Input data:
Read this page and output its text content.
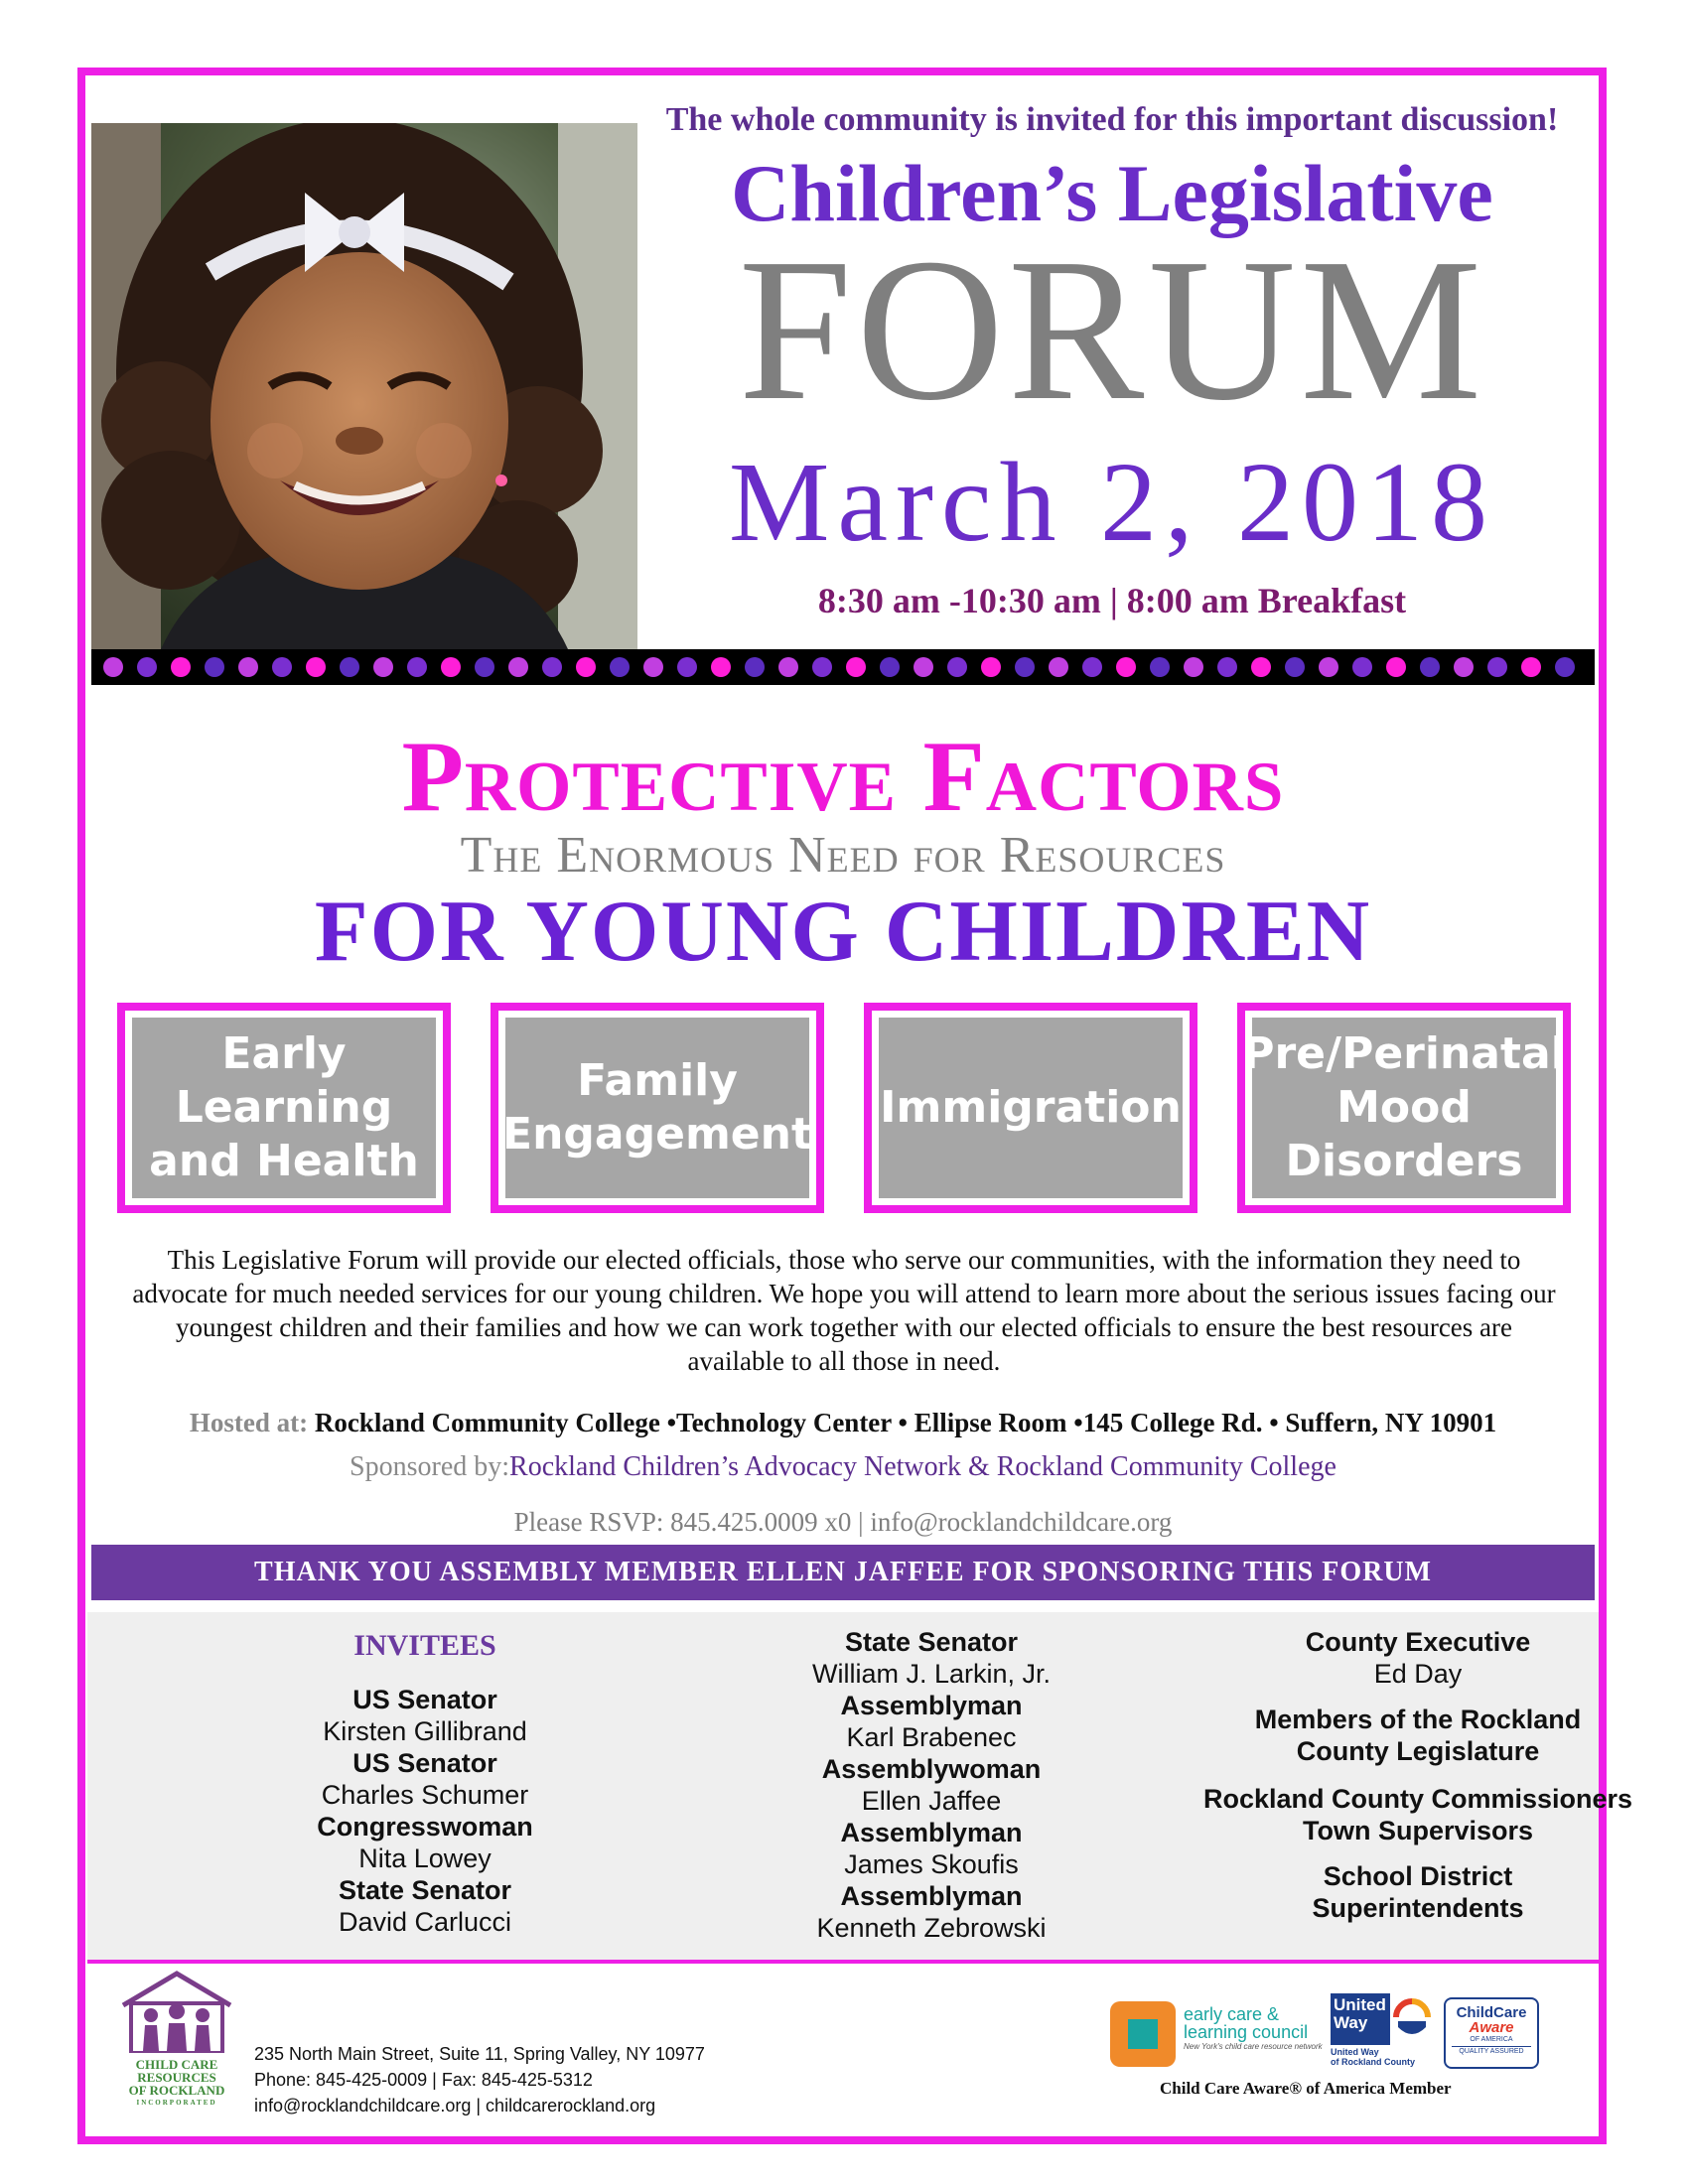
The whole community is invited for this important discussion!
Children’s Legislative
FORUM
March 2, 2018
8:30 am -10:30 am | 8:00 am Breakfast
Protective Factors
The Enormous Need for Resources
FOR YOUNG CHILDREN
Early Learning and Health
Family Engagement
Immigration
Pre/Perinatal Mood Disorders
This Legislative Forum will provide our elected officials, those who serve our communities, with the information they need to advocate for much needed services for our young children. We hope you will attend to learn more about the serious issues facing our youngest children and their families and how we can work together with our elected officials to ensure the best resources are available to all those in need.
Hosted at: Rockland Community College •Technology Center • Ellipse Room •145 College Rd. • Suffern, NY 10901
Sponsored by:Rockland Children’s Advocacy Network & Rockland Community College
Please RSVP: 845.425.0009 x0 | info@rocklandchildcare.org
THANK YOU ASSEMBLY MEMBER ELLEN JAFFEE FOR SPONSORING THIS FORUM
INVITEES
US Senator
Kirsten Gillibrand
US Senator
Charles Schumer
Congresswoman
Nita Lowey
State Senator
David Carlucci
State Senator
William J. Larkin, Jr.
Assemblyman
Karl Brabenec
Assemblywoman
Ellen Jaffee
Assemblyman
James Skoufis
Assemblyman
Kenneth Zebrowski
County Executive
Ed Day
Members of the Rockland
County Legislature
Rockland County Commissioners
Town Supervisors
School District
Superintendents
CHILD CARE
RESOURCES
OF ROCKLAND
INCORPORATED
235 North Main Street, Suite 11, Spring Valley, NY 10977
Phone: 845-425-0009 | Fax: 845-425-5312
info@rocklandchildcare.org | childcarerockland.org
early care &
learning council
New York's child care resource network
United
Way
United Way
of Rockland County
ChildCare
Aware
OF AMERICA
QUALITY ASSURED
Child Care Aware® of America Member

Work to be completed: Write every record out again exactly; no pictures belong in the copy.

Answer to the exercise:
Read this page and output its text content.
The whole community is invited for this important discussion!
Children’s Legislative
FORUM
March 2, 2018
8:30 am -10:30 am | 8:00 am Breakfast
Protective Factors
The Enormous Need for Resources
FOR YOUNG CHILDREN
Early Learning and Health
Family Engagement
Immigration
Pre/Perinatal Mood Disorders
This Legislative Forum will provide our elected officials, those who serve our communities, with the information they need to advocate for much needed services for our young children. We hope you will attend to learn more about the serious issues facing our youngest children and their families and how we can work together with our elected officials to ensure the best resources are available to all those in need.
Hosted at: Rockland Community College •Technology Center • Ellipse Room •145 College Rd. • Suffern, NY 10901
Sponsored by:Rockland Children’s Advocacy Network & Rockland Community College
Please RSVP: 845.425.0009 x0 | info@rocklandchildcare.org
THANK YOU ASSEMBLY MEMBER ELLEN JAFFEE FOR SPONSORING THIS FORUM
INVITEES
US Senator
Kirsten Gillibrand
US Senator
Charles Schumer
Congresswoman
Nita Lowey
State Senator
David Carlucci
State Senator
William J. Larkin, Jr.
Assemblyman
Karl Brabenec
Assemblywoman
Ellen Jaffee
Assemblyman
James Skoufis
Assemblyman
Kenneth Zebrowski
County Executive
Ed Day
Members of the Rockland
County Legislature
Rockland County Commissioners
Town Supervisors
School District
Superintendents
CHILD CARE
RESOURCES
OF ROCKLAND
INCORPORATED
235 North Main Street, Suite 11, Spring Valley, NY 10977
Phone: 845-425-0009 | Fax: 845-425-5312
info@rocklandchildcare.org | childcarerockland.org
early care &
learning council
New York's child care resource network
United
Way
United Way
of Rockland County
ChildCare
Aware
OF AMERICA
QUALITY ASSURED
Child Care Aware® of America Member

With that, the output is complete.